===== Records supplied =====

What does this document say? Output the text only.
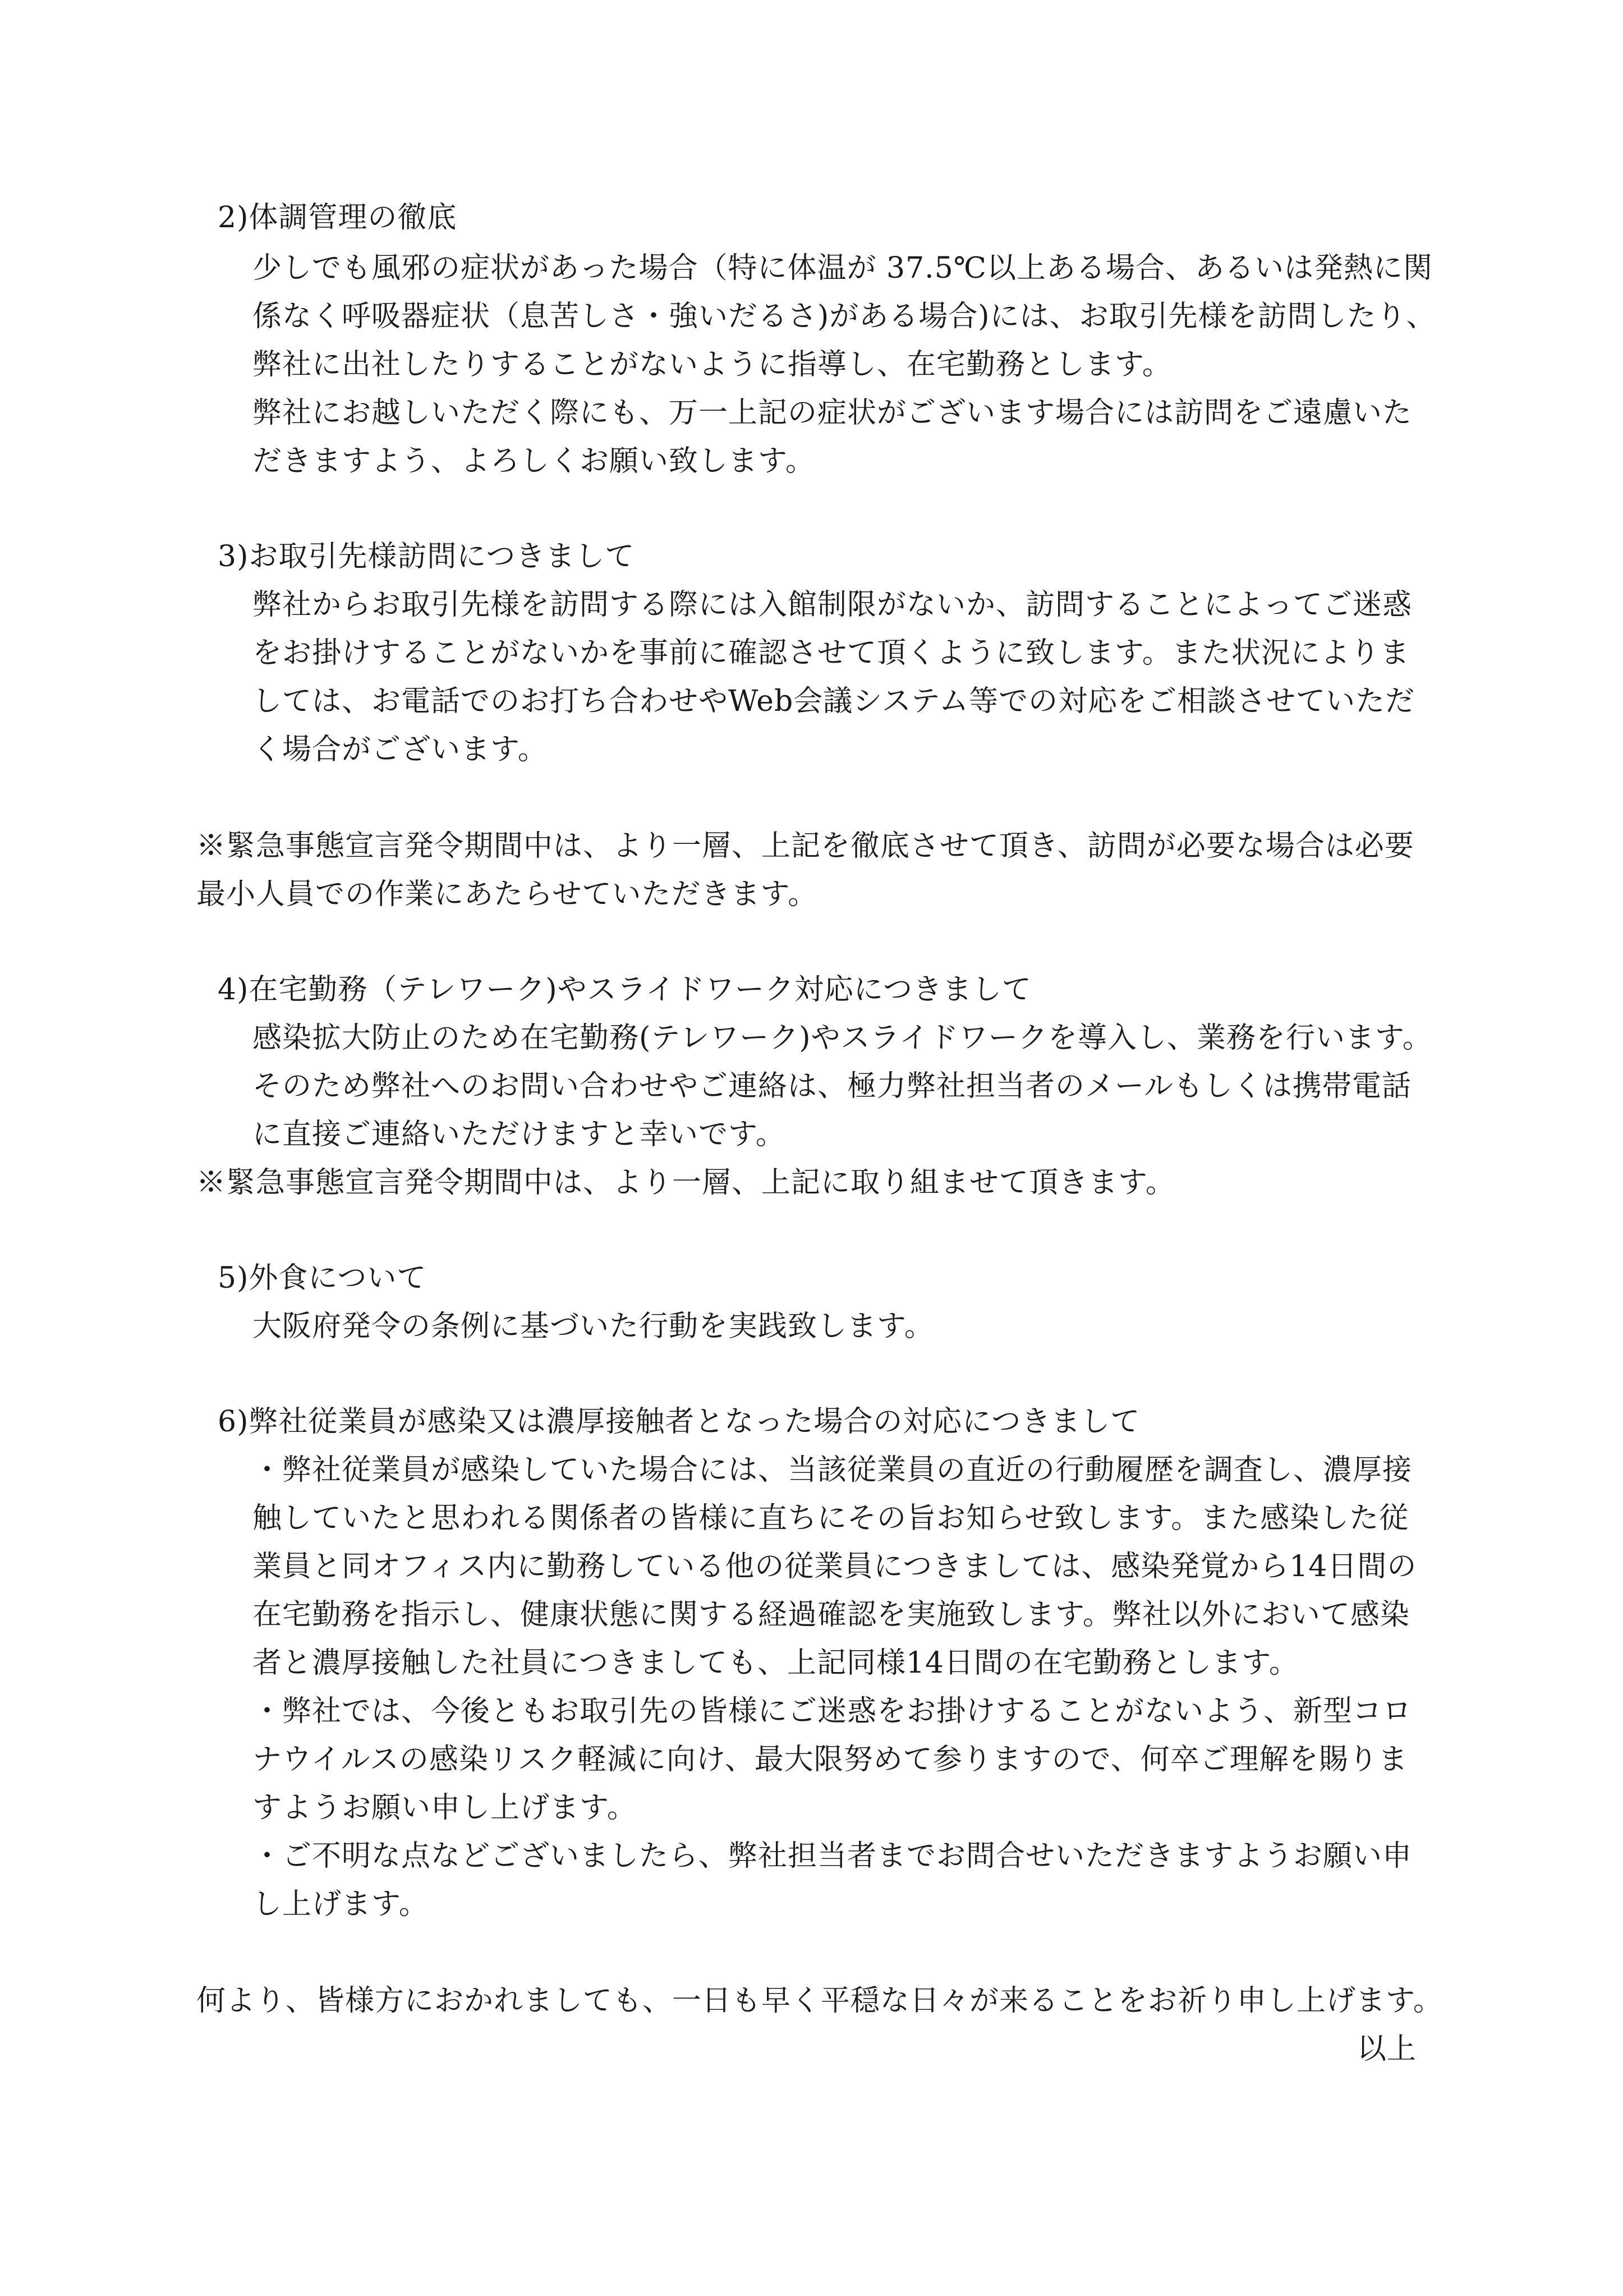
2)体調管理の徹底
少しでも風邪の症状があった場合（特に体温が 37.5℃以上ある場合、あるいは発熱に関
係なく呼吸器症状（息苦しさ・強いだるさ)がある場合)には、お取引先様を訪問したり、
弊社に出社したりすることがないように指導し、在宅勤務とします。
弊社にお越しいただく際にも、万一上記の症状がございます場合には訪問をご遠慮いた
だきますよう、よろしくお願い致します。
3)お取引先様訪問につきまして
弊社からお取引先様を訪問する際には入館制限がないか、訪問することによってご迷惑
をお掛けすることがないかを事前に確認させて頂くように致します。また状況によりま
しては、お電話でのお打ち合わせやWeb会議システム等での対応をご相談させていただ
く場合がございます。
※緊急事態宣言発令期間中は、より一層、上記を徹底させて頂き、訪問が必要な場合は必要
最小人員での作業にあたらせていただきます。
4)在宅勤務（テレワーク)やスライドワーク対応につきまして
感染拡大防止のため在宅勤務(テレワーク)やスライドワークを導入し、業務を行います。
そのため弊社へのお問い合わせやご連絡は、極力弊社担当者のメールもしくは携帯電話
に直接ご連絡いただけますと幸いです。
※緊急事態宣言発令期間中は、より一層、上記に取り組ませて頂きます。
5)外食について
大阪府発令の条例に基づいた行動を実践致します。
6)弊社従業員が感染又は濃厚接触者となった場合の対応につきまして
・弊社従業員が感染していた場合には、当該従業員の直近の行動履歴を調査し、濃厚接
触していたと思われる関係者の皆様に直ちにその旨お知らせ致します。また感染した従
業員と同オフィス内に勤務している他の従業員につきましては、感染発覚から14日間の
在宅勤務を指示し、健康状態に関する経過確認を実施致します。弊社以外において感染
者と濃厚接触した社員につきましても、上記同様14日間の在宅勤務とします。
・弊社では、今後ともお取引先の皆様にご迷惑をお掛けすることがないよう、新型コロ
ナウイルスの感染リスク軽減に向け、最大限努めて参りますので、何卒ご理解を賜りま
すようお願い申し上げます。
・ご不明な点などございましたら、弊社担当者までお問合せいただきますようお願い申
し上げます。
何より、皆様方におかれましても、一日も早く平穏な日々が来ることをお祈り申し上げます。
以上
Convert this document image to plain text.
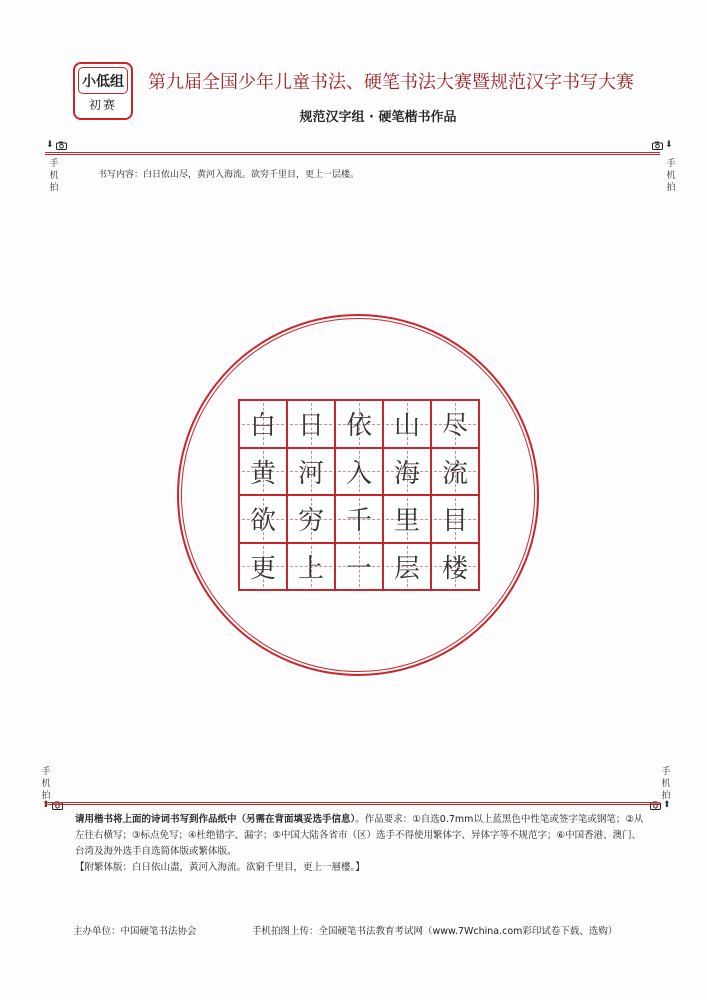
小低组
初赛
第九届全国少年儿童书法、硬笔书法大赛暨规范汉字书写大赛
规范汉字组 · 硬笔楷书作品
⬇
手机拍
⬇
手机拍
书写内容：白日依山尽，黄河入海流。欲穷千里目，更上一层楼。
白 日 依 山 尽
黄 河 入 海 流
欲 穷 千 里 目
更 上 一 层 楼
手机拍
⬆
手机拍
⬆
请用楷书将上面的诗词书写到作品纸中（另需在背面填妥选手信息）。作品要求：①自选0.7mm以上蓝黑色中性笔或签字笔或钢笔；②从左往右横写；③标点免写；④杜绝错字、漏字；⑤中国大陆各省市（区）选手不得使用繁体字、异体字等不规范字；⑥中国香港、澳门、台湾及海外选手自选简体版或繁体版。
【附繁体版：白日依山盡，黃河入海流。欲窮千里目，更上一層樓。】
主办单位：中国硬笔书法协会	手机拍图上传：全国硬笔书法教育考试网（www.7Wchina.com彩印试卷下载、选购）
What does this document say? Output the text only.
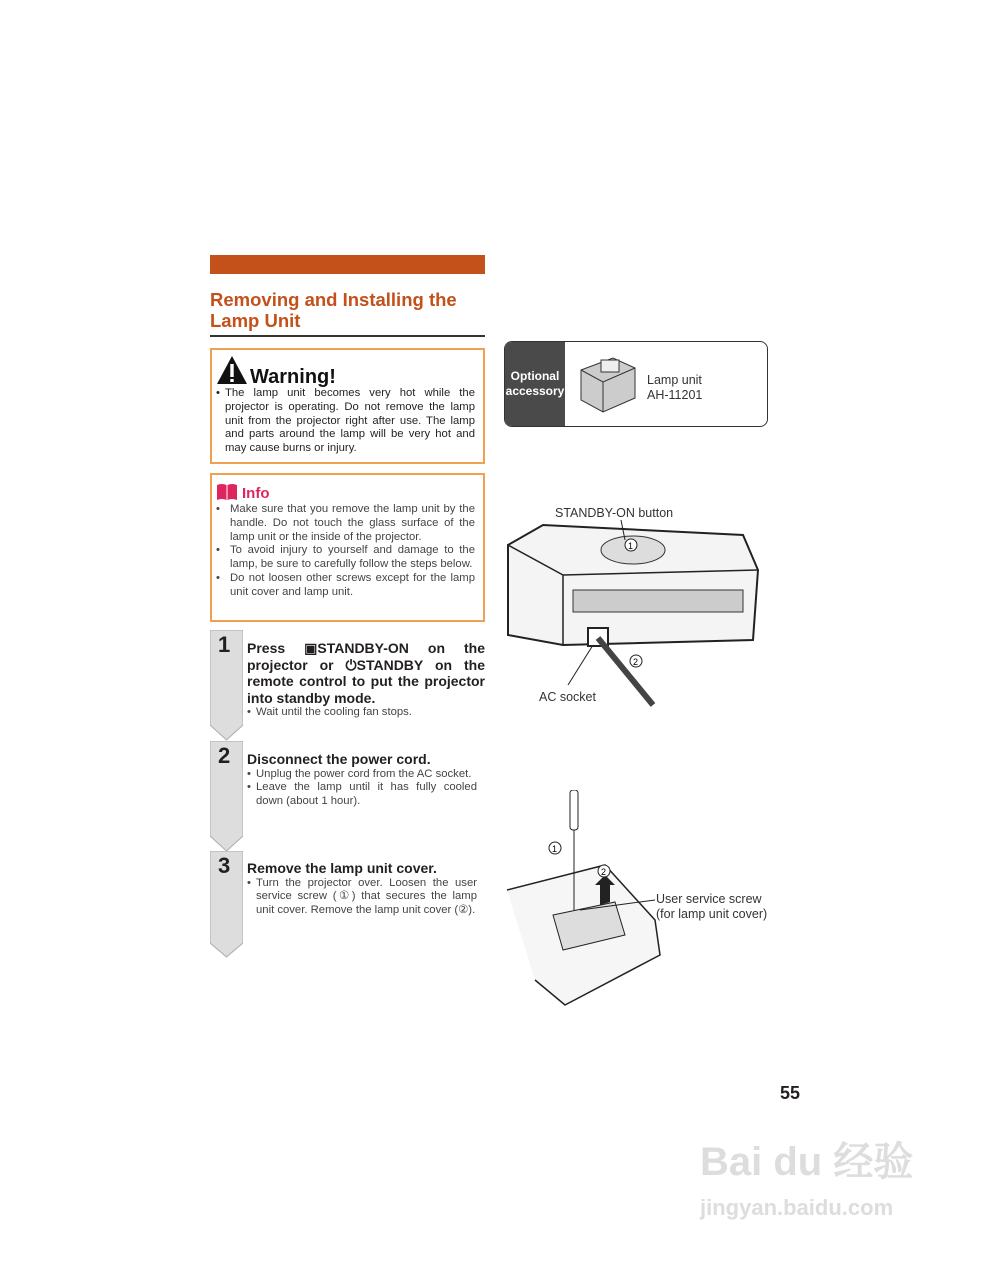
Removing and Installing the Lamp Unit
Warning!
• The lamp unit becomes very hot while the projector is operating. Do not remove the lamp unit from the projector right after use. The lamp and parts around the lamp will be very hot and may cause burns or injury.
Info
• Make sure that you remove the lamp unit by the handle. Do not touch the glass surface of the lamp unit or the inside of the projector.
• To avoid injury to yourself and damage to the lamp, be sure to carefully follow the steps below.
• Do not loosen other screws except for the lamp unit cover and lamp unit.
1 Press ▣STANDBY-ON on the projector or ⏻STANDBY on the remote control to put the projector into standby mode.
• Wait until the cooling fan stops.
2 Disconnect the power cord.
• Unplug the power cord from the AC socket.
• Leave the lamp until it has fully cooled down (about 1 hour).
3 Remove the lamp unit cover.
• Turn the projector over. Loosen the user service screw (①) that secures the lamp unit cover. Remove the lamp unit cover (②).
Optional
accessory
Lamp unit
AH-11201
STANDBY-ON button
1
2
AC socket
1
2
User service screw
(for lamp unit cover)
55
Bai du 经验
jingyan.baidu.com
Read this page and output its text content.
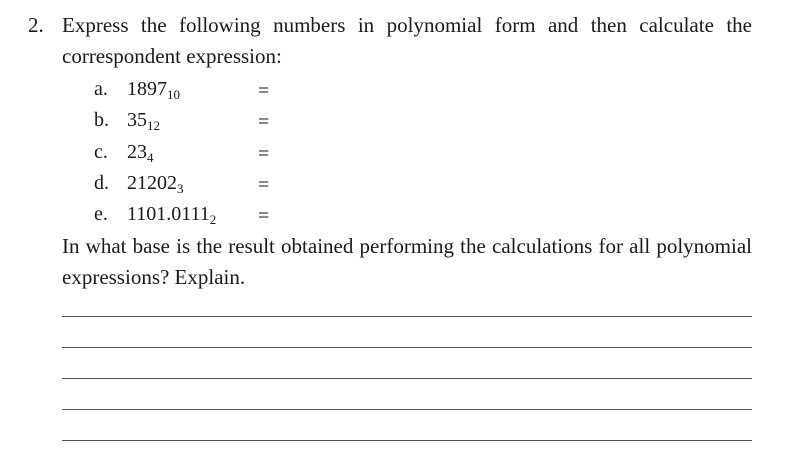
2. Express the following numbers in polynomial form and then calculate the correspondent expression:
a. $1897_{10}$	=
b. $35_{12}$	=
c. $23_4$	=
d. $21202_3$	=
e. $1101.0111_2$ =
In what base is the result obtained performing the calculations for all polynomial expressions? Explain.
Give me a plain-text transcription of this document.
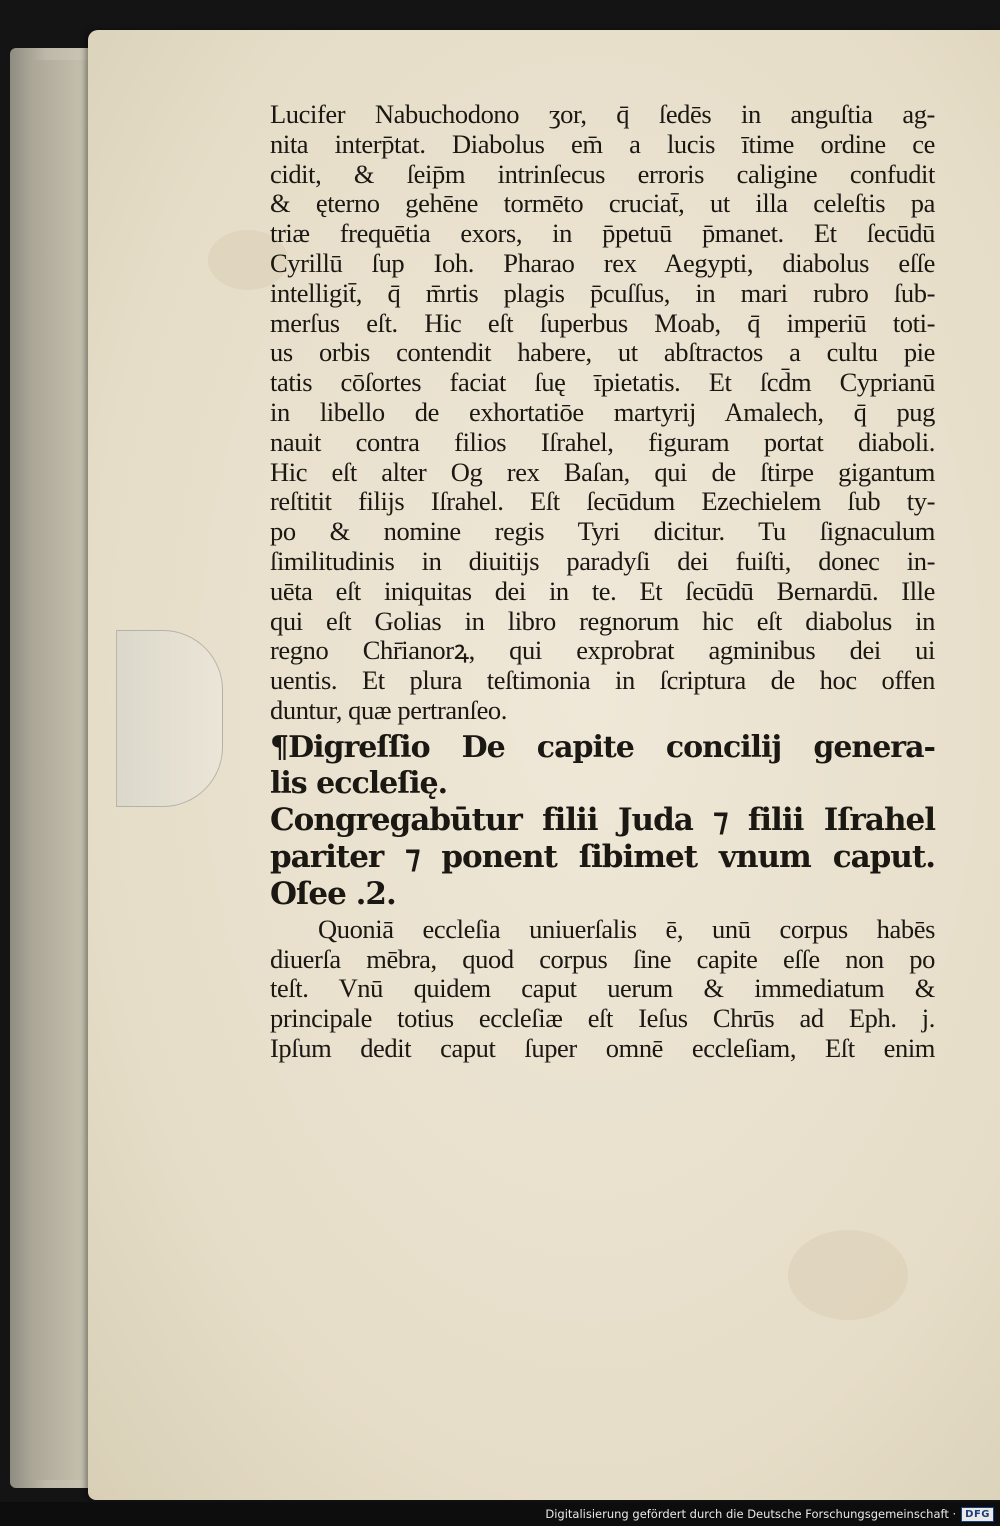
Lucifer Nabuchodono ʒor, q̄ ſedēs in anguſtia ag-
nita interp̄tat. Diabolus em̄ a lucis ītime ordine ce
cidit, & ſeip̄m intrinſecus erroris caligine confudit
& ęterno gehēne tormēto cruciat̄, ut illa celeſtis pa
triæ frequētia exors, in p̄petuū p̄manet. Et ſecūdū
Cyrillū ſup Ioh. Pharao rex Aegypti, diabolus eſſe
intelligit̄, q̄ m̄rtis plagis p̄cuſſus, in mari rubro ſub-
merſus eſt. Hic eſt ſuperbus Moab, q̄ imperiū toti-
us orbis contendit habere, ut abſtractos a cultu pie
tatis cōſortes faciat ſuę īpietatis. Et ſcd̄m Cyprianū
in libello de exhortatiōe martyrij Amalech, q̄ pug
nauit contra filios Iſrahel, figuram portat diaboli.
Hic eſt alter Og rex Baſan, qui de ſtirpe gigantum
reſtitit filijs Iſrahel. Eſt ſecūdum Ezechielem ſub ty-
po & nomine regis Tyri dicitur. Tu ſignaculum
ſimilitudinis in diuitijs paradyſi dei fuiſti, donec in-
uēta eſt iniquitas dei in te. Et ſecūdū Bernardū. Ille
qui eſt Golias in libro regnorum hic eſt diabolus in
regno Chr̄ianorꝝ, qui exprobrat agminibus dei ui
uentis. Et plura teſtimonia in ſcriptura de hoc offen
duntur, quæ pertranſeo.
¶Digreſſio De capite concilij genera-
lis eccleſię.
Congregabūtur filii Juda ⁊ filii Iſrahel
pariter ⁊ ponent ſibimet vnum caput.
Oſee .2.
Quoniā eccleſia uniuerſalis ē, unū corpus habēs
diuerſa mēbra, quod corpus ſine capite eſſe non po
teſt. Vnū quidem caput uerum & immediatum &
principale totius eccleſiæ eſt Ieſus Chrūs ad Eph. j.
Ipſum dedit caput ſuper omnē eccleſiam, Eſt enim
Digitalisierung gefördert durch die Deutsche Forschungsgemeinschaft · DFG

=====

• _The problem_
Scan the listing above. Collect all lines with the word "service".

• _Solution below_
• Turn the projector over. Loosen the user service screw (①) that secures the lamp unit cover. Remove the lamp unit cover (②).
User service screw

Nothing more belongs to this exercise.